_Tasks and exercises_.
1. In the last paragraph of the article about the DPRK declaring victory over COVID-19, list every figure that is written in numerals.
2. Write the next part of the article about the DPRK declaring victory over COVID-19, starting after its final sentence.

:: Text shown ::

Pyongyang, Democratic People’s Republic of Korea (DPRK)- DPRK leader, Kim Jong-un, has declared victory over the COVID-19 pandemic citing that the Asian country will soon relax its COVID-19 restrictions.
During a speech on Thursday, Kim hailed doctors and other health workers and asserted that the country had wiped out the pathogen within its borders.
“The painful quarantine war has come to an end, and today we have finally declared victory. (The government will immediately) lower the quarantine level from the maximum emergency quarantine system that has been in operation since May 12,” said Kim.
However, Kim said the country must still maintain a “steel-strong anti-epidemic barrier and intensify the anti-epidemic work until the end of the global health crisis.”
Health officials also said that the country was running intensive medical checks nationwide, with daily PCR tests on water collected in borderline areas among the measures.
Nevertheless, the World Health Organization (WHO) has cast doubts on DPRK’s claims, saying last month it believed the situation was getting worse, not better, amid an absence of independent data.
Since May, the country reported more than 4.7 million cases of fever symptoms, afflicting nearly a fifth of its population of 25 million. At its peak, it reported more than 750 000 fever cases in one day. It now claims just 74 fever patients or about 0.002 percent have died, which would make its fatality rate the lowest in the world.

:::
:: Listed entries ::

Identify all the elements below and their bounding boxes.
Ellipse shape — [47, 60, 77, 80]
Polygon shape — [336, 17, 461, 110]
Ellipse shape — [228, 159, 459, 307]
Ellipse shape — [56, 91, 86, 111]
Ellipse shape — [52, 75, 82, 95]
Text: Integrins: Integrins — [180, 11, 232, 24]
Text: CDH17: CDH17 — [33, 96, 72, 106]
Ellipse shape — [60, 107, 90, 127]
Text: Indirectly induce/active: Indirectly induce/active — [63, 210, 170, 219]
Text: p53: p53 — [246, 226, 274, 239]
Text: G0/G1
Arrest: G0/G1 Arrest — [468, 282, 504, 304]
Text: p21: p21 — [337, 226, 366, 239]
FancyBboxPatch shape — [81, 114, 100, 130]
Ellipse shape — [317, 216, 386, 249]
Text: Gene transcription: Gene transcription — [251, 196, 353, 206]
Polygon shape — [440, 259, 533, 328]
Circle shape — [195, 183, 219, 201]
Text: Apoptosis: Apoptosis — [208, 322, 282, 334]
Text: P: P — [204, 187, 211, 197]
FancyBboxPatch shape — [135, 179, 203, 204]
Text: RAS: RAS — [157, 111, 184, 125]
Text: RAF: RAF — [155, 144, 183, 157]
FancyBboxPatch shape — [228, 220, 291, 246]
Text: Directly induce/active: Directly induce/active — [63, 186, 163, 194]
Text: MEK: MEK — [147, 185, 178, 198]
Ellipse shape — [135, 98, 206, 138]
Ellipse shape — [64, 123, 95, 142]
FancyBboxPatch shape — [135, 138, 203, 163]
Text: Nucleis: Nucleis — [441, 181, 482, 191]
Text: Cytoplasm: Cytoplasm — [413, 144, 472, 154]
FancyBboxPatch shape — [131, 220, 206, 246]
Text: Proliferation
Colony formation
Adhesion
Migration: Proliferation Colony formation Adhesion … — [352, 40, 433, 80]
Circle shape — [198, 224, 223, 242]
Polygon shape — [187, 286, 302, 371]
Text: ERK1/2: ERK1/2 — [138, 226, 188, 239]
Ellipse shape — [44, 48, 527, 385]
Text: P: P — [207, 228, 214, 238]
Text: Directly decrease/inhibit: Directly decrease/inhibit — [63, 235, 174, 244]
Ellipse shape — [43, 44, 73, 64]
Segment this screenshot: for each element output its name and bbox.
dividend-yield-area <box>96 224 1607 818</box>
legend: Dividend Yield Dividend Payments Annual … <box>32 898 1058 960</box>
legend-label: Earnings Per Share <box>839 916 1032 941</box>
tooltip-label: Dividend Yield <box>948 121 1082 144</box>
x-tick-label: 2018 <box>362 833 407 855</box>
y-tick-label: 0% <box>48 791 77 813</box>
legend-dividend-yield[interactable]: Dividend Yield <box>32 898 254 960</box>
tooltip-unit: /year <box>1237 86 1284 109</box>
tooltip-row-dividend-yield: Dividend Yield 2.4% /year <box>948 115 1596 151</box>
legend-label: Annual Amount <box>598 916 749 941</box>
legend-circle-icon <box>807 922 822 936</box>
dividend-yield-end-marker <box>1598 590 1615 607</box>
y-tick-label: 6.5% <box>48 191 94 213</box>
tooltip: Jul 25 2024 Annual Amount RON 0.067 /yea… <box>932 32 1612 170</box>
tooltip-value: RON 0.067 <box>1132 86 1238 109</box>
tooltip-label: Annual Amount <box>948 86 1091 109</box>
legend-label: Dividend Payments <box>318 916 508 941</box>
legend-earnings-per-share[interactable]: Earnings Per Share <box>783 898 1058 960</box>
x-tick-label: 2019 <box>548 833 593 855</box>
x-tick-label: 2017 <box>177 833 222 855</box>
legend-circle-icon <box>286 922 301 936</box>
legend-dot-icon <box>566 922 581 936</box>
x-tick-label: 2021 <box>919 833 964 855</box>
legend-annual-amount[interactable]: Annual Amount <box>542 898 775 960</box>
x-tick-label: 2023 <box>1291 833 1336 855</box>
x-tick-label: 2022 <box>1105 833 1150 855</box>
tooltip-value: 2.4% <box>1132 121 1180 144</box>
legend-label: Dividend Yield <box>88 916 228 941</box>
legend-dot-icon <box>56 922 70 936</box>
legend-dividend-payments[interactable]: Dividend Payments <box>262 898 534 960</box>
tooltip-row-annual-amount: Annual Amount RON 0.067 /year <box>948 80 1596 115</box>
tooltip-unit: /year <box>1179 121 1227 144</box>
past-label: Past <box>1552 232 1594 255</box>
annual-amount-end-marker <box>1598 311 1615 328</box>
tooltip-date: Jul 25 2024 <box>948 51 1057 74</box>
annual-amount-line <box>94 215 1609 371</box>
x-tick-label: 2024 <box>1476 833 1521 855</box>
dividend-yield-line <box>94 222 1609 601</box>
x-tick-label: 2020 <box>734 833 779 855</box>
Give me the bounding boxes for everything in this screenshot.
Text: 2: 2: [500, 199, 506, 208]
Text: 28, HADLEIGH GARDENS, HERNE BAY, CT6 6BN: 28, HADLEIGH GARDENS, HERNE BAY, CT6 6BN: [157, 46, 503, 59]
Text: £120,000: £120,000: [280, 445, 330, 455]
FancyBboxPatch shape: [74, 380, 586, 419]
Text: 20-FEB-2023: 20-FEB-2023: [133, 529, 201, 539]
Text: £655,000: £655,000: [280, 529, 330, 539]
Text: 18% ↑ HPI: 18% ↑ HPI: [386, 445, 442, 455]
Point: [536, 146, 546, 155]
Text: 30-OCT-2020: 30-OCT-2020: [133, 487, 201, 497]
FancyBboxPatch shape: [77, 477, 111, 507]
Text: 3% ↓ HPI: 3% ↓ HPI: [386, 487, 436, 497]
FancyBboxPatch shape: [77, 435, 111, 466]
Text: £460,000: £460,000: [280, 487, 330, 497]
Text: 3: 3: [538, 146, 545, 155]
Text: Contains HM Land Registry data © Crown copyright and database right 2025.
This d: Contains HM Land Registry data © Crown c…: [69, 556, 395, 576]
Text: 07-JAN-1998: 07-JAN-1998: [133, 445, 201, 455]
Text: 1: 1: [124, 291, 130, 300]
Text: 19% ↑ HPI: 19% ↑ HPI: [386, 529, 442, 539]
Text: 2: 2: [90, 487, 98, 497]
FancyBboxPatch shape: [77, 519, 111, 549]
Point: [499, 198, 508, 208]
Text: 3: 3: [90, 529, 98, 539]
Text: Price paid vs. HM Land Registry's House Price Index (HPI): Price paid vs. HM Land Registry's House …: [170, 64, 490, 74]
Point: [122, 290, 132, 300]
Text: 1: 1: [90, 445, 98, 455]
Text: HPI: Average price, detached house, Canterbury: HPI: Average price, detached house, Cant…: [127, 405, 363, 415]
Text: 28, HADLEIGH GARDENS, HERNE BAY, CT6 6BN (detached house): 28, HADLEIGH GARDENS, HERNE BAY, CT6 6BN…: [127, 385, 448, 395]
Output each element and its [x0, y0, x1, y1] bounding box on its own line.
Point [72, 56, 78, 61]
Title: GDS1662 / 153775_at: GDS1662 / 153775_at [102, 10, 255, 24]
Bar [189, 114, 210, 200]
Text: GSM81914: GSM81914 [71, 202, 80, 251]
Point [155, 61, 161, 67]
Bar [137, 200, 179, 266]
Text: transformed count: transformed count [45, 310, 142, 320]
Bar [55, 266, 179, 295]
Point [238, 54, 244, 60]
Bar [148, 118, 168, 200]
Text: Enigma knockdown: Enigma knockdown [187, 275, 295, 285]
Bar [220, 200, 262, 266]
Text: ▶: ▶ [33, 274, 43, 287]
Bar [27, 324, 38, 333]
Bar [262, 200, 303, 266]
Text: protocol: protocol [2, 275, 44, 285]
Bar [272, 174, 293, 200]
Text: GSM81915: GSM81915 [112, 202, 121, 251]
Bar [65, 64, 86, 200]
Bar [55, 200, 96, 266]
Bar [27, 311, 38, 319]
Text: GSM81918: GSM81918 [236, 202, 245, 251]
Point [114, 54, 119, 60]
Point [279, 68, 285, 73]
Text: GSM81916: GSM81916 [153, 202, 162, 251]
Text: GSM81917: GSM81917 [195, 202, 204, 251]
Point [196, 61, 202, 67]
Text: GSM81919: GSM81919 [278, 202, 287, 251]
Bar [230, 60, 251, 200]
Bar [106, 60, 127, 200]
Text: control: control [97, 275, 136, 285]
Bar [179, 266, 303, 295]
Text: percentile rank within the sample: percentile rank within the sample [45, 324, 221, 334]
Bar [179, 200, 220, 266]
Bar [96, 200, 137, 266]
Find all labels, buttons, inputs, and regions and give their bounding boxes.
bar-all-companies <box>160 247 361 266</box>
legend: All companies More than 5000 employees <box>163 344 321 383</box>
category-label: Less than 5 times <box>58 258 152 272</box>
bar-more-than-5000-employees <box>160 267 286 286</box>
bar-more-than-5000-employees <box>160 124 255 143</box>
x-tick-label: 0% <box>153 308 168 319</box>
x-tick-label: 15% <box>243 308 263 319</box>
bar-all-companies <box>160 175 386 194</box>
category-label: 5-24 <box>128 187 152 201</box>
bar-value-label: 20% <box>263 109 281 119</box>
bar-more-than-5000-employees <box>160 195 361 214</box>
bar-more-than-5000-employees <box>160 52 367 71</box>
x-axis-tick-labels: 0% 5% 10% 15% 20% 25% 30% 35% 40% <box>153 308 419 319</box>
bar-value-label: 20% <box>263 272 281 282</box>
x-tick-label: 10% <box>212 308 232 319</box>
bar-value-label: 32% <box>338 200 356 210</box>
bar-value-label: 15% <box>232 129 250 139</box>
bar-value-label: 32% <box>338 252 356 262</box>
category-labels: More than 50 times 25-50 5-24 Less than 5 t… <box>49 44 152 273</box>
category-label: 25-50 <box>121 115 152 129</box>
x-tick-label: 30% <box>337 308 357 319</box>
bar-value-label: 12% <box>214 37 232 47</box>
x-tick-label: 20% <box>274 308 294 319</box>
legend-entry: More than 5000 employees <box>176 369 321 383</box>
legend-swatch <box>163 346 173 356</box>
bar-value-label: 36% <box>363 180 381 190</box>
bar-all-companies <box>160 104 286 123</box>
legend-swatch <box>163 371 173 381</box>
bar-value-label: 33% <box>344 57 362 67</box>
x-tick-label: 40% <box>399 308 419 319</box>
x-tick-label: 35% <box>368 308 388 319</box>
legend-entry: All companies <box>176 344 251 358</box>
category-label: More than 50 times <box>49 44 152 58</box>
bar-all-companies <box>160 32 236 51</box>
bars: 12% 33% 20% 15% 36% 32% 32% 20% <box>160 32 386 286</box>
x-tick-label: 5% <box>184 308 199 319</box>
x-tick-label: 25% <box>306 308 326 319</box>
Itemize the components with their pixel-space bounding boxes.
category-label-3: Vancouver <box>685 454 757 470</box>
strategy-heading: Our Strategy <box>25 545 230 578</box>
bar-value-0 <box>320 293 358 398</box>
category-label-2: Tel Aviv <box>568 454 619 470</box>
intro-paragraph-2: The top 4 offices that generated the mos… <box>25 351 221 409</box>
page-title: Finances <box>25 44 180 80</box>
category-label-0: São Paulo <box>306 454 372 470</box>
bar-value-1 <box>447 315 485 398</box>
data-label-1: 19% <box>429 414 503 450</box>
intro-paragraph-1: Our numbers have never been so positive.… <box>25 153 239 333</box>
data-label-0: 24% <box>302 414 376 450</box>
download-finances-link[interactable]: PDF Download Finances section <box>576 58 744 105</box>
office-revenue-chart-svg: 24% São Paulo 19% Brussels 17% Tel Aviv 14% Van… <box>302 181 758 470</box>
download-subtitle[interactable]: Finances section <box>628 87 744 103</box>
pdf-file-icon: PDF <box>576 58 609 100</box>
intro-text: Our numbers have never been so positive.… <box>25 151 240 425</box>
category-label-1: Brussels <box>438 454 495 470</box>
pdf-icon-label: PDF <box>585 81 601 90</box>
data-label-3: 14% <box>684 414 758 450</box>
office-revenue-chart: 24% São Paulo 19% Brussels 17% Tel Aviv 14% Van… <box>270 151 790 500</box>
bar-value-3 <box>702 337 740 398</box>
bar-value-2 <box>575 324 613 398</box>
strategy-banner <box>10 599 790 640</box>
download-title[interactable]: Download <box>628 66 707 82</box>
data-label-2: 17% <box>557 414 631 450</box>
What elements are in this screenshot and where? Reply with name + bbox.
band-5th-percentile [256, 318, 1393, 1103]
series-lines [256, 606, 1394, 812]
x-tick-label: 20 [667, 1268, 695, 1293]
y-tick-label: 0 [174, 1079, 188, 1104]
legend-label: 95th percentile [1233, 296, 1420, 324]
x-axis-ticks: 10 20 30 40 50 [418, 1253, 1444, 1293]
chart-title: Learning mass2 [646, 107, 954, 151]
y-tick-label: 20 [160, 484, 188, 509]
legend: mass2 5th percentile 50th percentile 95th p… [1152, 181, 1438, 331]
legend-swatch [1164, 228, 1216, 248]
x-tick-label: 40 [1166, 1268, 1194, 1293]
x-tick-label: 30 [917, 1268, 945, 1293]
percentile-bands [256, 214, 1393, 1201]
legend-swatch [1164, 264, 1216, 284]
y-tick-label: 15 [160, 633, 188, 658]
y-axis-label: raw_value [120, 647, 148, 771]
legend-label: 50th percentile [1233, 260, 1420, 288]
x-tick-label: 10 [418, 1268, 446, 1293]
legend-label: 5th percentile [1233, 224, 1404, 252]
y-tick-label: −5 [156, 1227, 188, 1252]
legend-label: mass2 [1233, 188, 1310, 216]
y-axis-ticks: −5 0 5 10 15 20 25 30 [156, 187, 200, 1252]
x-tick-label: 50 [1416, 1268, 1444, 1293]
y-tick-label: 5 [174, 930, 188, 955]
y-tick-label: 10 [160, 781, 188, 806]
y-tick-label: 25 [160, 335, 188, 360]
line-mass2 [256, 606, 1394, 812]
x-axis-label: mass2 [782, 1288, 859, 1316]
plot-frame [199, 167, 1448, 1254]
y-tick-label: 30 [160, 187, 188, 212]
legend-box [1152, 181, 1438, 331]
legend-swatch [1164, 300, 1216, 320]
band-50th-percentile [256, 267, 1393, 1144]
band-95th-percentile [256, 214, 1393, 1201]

:::

_Responses to the tasks_.
1. 4.7 million, 25 million, 750 000, 74, 0.002 percent

2.
Experts warn that these numbers cannot be independently verified, especially given the exodus of international aid workers from the country, which sealed its already-tight borders during the pandemic.
Meanwhile, Chinese authorities have hastily erected three makeshift hospitals in Tibet, after the autonomous region recorded its first COVID-19 outbreak. The new facilities provide 2 000 beds in the capital, Lhasa, and 1 000 in the city of Shigatse.
Tibet reported 28 COVID-19 cases on Tuesday and has imposed a partial lockdown of Lhasa including the famed Potala Palace, the traditional winter residence of the Dalai Lamas, while it mass tests its people to root out hidden chains of transmission.
With the onset of the northern summer holiday season, and its international borders effectively closed, China is grappling with flare-ups in multiple tourism hotspots, and local officials are turning to the COVID-Zero playbook of movement restrictions, mass testing and surveillance to try to get the cases under control. The virus is spreading fast in areas including Xinjiang, Inner Mongolia and Guangdong.